→ **Work instruction 1**:
Reproduce the passage of the Mark Chang Mun Kee profile below verbatim, between "Chinese name" and "104 Corporation, Taiwan.", inclusive.
→ **Work instruction 2**:
According to the Mark Chang Mun Kee profile below, which degree did he receive from the Massachusetts Institute of Technology, and in what year?

→ **Selected excerpt**:
- Born: 1965 (age 60–61) Kampar, Perak
- Occupation: Businessman
- Known for: what of JobStreet.com

Chinese name
- Traditional Chinese: 鄭文基
- Simplified Chinese: 郑文基
- Hanyu Pinyin: Zhèng Wénjī
- Pha̍k-fa-sṳ: Chhang Mùn-kî
- Jyutping: Zeng6 Man4 Gei1
- Hokkien POJ: Tēⁿ Bûn-ki

= Mark Chang Mun Kee =

Mark Chang Mun Kee (郑文基; born 1965) is a Malaysian businessman and the founder of MOL AccessPortal and JobStreet.com. He is the chief executive officer of JobStreet.com, a position he has retained since the company was formed. He also serves on the boards of Vitrox Technologies, Innity Corporation Berhad and 104 Corporation, Taiwan.

==Early life and career==
In 1988, Chang acquired a Bachelor of Science in Mechanical Engineering from the University of Texas in 1988 and later attended the Massachusetts Institute of Technology where he was awarded a Master of Science in Mechanical Engineering in 1990.

→ **Extracted information**:
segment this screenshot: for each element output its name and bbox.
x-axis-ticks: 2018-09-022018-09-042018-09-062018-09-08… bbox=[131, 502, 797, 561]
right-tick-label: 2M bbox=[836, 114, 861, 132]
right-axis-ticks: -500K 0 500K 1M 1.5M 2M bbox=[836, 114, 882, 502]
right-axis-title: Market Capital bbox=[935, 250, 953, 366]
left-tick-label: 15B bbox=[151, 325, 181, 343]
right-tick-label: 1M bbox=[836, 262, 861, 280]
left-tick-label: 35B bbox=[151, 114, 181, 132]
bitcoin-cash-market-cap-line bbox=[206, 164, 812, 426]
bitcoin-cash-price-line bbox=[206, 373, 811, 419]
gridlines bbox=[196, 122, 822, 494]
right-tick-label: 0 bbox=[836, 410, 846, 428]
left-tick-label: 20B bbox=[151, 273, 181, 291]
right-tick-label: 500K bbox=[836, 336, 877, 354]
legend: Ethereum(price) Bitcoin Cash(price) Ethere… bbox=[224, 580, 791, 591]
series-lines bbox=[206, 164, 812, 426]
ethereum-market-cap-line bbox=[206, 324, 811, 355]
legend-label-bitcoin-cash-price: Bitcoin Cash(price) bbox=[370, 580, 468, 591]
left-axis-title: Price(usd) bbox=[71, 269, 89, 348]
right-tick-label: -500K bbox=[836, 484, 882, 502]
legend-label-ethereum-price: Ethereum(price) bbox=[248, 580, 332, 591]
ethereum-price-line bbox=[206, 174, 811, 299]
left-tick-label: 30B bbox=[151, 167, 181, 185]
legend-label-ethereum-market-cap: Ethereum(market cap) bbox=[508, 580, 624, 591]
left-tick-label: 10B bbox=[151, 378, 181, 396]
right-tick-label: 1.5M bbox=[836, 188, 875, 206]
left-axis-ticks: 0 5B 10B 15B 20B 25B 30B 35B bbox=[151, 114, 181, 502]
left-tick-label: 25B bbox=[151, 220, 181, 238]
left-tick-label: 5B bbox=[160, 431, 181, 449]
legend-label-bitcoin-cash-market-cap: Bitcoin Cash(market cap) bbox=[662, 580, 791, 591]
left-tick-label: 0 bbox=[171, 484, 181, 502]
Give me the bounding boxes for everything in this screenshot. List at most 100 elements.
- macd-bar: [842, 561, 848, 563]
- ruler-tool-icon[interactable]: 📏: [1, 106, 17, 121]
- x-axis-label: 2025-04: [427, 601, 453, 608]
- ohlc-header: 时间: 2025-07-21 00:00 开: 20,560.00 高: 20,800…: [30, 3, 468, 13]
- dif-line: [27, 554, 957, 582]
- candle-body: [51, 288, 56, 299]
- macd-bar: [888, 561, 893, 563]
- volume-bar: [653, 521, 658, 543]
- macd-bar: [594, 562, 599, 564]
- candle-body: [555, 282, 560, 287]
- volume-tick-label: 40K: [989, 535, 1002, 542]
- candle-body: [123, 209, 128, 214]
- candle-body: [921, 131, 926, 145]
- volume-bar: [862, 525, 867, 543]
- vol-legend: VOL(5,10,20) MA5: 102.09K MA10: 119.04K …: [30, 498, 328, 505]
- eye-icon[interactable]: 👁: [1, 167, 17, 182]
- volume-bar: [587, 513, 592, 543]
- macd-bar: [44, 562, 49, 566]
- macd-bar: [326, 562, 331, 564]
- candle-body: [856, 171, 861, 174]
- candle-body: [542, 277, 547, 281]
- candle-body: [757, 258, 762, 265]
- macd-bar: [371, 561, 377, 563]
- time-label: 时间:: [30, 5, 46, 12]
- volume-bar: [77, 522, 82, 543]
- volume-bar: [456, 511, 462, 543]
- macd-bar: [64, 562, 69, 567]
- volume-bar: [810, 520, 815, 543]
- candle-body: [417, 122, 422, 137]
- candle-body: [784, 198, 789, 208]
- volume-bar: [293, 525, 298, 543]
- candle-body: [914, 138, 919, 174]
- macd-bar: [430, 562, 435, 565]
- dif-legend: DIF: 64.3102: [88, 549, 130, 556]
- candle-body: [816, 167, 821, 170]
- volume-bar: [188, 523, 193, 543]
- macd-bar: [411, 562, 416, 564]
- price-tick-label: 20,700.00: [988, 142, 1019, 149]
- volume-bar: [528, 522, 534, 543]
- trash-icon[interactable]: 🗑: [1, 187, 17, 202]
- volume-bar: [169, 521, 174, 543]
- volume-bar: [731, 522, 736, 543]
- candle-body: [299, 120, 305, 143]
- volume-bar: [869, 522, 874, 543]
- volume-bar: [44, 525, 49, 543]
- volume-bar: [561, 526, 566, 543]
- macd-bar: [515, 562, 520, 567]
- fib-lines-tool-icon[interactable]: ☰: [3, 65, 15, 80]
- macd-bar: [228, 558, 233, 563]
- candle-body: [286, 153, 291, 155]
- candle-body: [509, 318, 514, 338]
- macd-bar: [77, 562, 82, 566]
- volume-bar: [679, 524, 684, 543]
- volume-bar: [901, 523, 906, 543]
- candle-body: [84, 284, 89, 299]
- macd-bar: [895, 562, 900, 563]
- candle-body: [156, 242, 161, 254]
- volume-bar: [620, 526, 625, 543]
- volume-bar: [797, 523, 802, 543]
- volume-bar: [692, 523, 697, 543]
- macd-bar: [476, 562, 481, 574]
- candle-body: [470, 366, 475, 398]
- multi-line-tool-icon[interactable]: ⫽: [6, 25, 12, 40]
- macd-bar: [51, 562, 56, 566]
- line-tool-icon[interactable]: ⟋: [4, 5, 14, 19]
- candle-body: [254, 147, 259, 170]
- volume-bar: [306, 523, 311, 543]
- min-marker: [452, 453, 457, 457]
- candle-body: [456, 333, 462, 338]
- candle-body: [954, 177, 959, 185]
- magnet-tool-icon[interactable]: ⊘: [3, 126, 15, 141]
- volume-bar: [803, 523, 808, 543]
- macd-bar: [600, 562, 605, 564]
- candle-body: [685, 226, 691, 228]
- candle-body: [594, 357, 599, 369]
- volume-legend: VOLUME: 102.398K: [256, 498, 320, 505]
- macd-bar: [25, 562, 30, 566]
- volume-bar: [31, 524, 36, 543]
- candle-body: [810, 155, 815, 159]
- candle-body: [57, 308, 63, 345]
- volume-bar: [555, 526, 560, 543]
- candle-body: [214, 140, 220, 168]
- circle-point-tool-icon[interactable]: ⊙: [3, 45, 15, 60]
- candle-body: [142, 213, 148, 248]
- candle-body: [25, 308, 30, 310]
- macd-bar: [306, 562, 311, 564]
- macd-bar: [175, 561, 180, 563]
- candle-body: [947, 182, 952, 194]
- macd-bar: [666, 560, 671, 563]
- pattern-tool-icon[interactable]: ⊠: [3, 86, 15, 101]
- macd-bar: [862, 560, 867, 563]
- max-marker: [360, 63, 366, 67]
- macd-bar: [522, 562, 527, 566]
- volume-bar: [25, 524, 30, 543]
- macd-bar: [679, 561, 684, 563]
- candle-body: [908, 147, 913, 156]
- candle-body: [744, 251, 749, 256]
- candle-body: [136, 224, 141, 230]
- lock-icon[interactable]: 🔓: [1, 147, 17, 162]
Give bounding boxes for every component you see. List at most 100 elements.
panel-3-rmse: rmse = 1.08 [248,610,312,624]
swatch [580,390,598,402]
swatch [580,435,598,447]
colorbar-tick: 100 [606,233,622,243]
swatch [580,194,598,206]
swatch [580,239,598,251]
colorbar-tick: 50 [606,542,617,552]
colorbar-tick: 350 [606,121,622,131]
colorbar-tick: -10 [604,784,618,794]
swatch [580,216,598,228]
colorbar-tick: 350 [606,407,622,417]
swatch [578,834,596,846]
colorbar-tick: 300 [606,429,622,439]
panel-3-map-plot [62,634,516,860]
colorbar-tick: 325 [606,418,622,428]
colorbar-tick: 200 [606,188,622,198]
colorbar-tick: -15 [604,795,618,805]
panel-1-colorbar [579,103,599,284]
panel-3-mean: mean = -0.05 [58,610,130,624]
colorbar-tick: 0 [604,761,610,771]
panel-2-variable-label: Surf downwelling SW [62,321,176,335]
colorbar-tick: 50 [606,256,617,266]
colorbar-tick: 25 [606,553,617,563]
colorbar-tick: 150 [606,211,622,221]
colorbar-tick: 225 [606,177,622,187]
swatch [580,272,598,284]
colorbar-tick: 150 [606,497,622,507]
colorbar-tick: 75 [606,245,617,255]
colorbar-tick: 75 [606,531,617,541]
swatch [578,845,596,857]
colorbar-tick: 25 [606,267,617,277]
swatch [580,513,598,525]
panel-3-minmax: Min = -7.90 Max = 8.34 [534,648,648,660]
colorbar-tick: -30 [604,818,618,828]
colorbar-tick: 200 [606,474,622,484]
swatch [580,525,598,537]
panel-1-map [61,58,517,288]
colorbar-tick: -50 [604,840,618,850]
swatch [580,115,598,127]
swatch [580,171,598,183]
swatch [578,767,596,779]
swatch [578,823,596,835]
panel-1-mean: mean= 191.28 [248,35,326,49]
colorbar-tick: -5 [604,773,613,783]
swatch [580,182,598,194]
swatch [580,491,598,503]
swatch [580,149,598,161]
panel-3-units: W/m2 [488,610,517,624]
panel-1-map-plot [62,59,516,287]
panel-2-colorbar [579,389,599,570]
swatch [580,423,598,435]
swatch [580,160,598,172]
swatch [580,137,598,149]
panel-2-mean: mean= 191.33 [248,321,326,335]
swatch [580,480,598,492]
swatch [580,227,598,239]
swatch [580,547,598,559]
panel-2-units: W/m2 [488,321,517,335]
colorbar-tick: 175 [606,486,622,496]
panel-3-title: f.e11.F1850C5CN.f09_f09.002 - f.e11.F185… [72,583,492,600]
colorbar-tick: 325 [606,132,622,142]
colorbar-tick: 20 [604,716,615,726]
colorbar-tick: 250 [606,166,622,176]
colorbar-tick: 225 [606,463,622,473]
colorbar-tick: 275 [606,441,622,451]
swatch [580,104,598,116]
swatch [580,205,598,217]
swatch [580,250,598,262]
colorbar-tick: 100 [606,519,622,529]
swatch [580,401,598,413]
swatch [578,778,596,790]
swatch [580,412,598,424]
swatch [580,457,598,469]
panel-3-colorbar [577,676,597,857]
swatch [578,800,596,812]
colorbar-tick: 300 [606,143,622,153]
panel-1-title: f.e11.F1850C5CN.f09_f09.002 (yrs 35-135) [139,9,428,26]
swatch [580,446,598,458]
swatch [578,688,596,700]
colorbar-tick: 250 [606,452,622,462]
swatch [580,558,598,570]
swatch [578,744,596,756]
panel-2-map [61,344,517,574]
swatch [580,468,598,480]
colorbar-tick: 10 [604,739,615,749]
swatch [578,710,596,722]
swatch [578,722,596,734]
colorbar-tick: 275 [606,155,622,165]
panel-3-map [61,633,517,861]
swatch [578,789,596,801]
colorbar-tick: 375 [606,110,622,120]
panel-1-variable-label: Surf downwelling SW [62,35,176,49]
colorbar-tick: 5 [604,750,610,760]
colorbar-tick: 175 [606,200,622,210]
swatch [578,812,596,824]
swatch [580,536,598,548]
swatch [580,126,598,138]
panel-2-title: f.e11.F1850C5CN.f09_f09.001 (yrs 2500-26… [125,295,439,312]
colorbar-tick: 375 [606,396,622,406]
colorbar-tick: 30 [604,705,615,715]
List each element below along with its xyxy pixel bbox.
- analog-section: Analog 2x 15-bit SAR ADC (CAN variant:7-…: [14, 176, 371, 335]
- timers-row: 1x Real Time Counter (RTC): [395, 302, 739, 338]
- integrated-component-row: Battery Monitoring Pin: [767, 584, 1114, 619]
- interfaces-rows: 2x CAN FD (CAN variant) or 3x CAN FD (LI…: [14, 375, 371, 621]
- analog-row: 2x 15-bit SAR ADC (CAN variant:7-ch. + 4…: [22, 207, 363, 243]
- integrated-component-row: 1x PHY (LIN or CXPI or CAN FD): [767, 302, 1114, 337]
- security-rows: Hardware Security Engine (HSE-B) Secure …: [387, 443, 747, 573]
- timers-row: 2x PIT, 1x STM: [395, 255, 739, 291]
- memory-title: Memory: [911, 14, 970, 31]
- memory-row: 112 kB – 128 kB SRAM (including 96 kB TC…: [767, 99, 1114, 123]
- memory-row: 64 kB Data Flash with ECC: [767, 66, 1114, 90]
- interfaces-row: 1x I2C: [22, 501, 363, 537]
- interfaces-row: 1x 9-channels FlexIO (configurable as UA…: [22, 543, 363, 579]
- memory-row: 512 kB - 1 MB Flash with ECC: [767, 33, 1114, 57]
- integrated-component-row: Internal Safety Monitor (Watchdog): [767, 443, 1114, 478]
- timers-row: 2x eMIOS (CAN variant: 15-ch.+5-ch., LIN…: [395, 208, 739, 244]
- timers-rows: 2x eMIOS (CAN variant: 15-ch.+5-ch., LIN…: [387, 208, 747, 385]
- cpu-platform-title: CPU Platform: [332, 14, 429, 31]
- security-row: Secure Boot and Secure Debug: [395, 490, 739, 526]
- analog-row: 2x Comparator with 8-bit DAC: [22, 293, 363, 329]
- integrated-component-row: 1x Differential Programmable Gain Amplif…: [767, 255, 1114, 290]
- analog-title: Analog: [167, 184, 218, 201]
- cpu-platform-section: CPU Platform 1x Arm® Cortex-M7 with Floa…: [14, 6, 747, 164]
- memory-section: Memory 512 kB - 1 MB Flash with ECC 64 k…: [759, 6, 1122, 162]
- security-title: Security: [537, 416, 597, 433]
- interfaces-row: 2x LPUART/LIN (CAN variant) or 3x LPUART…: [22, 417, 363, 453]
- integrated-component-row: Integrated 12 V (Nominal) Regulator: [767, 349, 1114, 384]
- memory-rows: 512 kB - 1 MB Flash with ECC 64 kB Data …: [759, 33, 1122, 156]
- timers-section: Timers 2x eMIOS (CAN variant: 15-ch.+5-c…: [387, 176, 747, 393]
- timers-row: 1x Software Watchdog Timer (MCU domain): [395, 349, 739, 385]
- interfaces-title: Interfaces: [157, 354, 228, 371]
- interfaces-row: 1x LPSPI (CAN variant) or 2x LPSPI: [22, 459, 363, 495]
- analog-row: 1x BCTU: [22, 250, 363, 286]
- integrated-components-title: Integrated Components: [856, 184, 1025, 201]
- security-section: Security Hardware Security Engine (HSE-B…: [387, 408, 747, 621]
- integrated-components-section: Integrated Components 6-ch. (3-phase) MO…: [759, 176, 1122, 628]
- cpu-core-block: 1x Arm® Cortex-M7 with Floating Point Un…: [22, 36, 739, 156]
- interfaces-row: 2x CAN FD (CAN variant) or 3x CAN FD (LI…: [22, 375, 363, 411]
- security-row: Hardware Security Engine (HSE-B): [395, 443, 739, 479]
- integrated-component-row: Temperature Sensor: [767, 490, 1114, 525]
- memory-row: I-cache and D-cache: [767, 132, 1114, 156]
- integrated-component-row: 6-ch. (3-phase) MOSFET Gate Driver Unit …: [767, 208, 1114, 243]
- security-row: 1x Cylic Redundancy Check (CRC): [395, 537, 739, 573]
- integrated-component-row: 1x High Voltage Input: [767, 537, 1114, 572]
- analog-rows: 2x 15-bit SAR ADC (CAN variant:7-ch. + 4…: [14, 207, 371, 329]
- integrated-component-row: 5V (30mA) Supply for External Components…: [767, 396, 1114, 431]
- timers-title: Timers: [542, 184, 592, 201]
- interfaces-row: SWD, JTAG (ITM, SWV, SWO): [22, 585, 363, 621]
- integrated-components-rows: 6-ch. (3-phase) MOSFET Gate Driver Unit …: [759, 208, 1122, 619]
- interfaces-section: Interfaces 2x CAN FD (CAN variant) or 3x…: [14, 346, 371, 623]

→ **Reply 1**:
Chinese name
- Traditional Chinese: 鄭文基
- Simplified Chinese: 郑文基
- Hanyu Pinyin: Zhèng Wénjī
- Pha̍k-fa-sṳ: Chhang Mùn-kî
- Jyutping: Zeng6 Man4 Gei1
- Hokkien POJ: Tēⁿ Bûn-ki

= Mark Chang Mun Kee =

Mark Chang Mun Kee (郑文基; born 1965) is a Malaysian businessman and the founder of MOL AccessPortal and JobStreet.com. He is the chief executive officer of JobStreet.com, a position he has retained since the company was formed. He also serves on the boards of Vitrox Technologies, Innity Corporation Berhad and 104 Corporation, Taiwan.

→ **Reply 2**:
He received a Master of Science in Mechanical Engineering in 1990.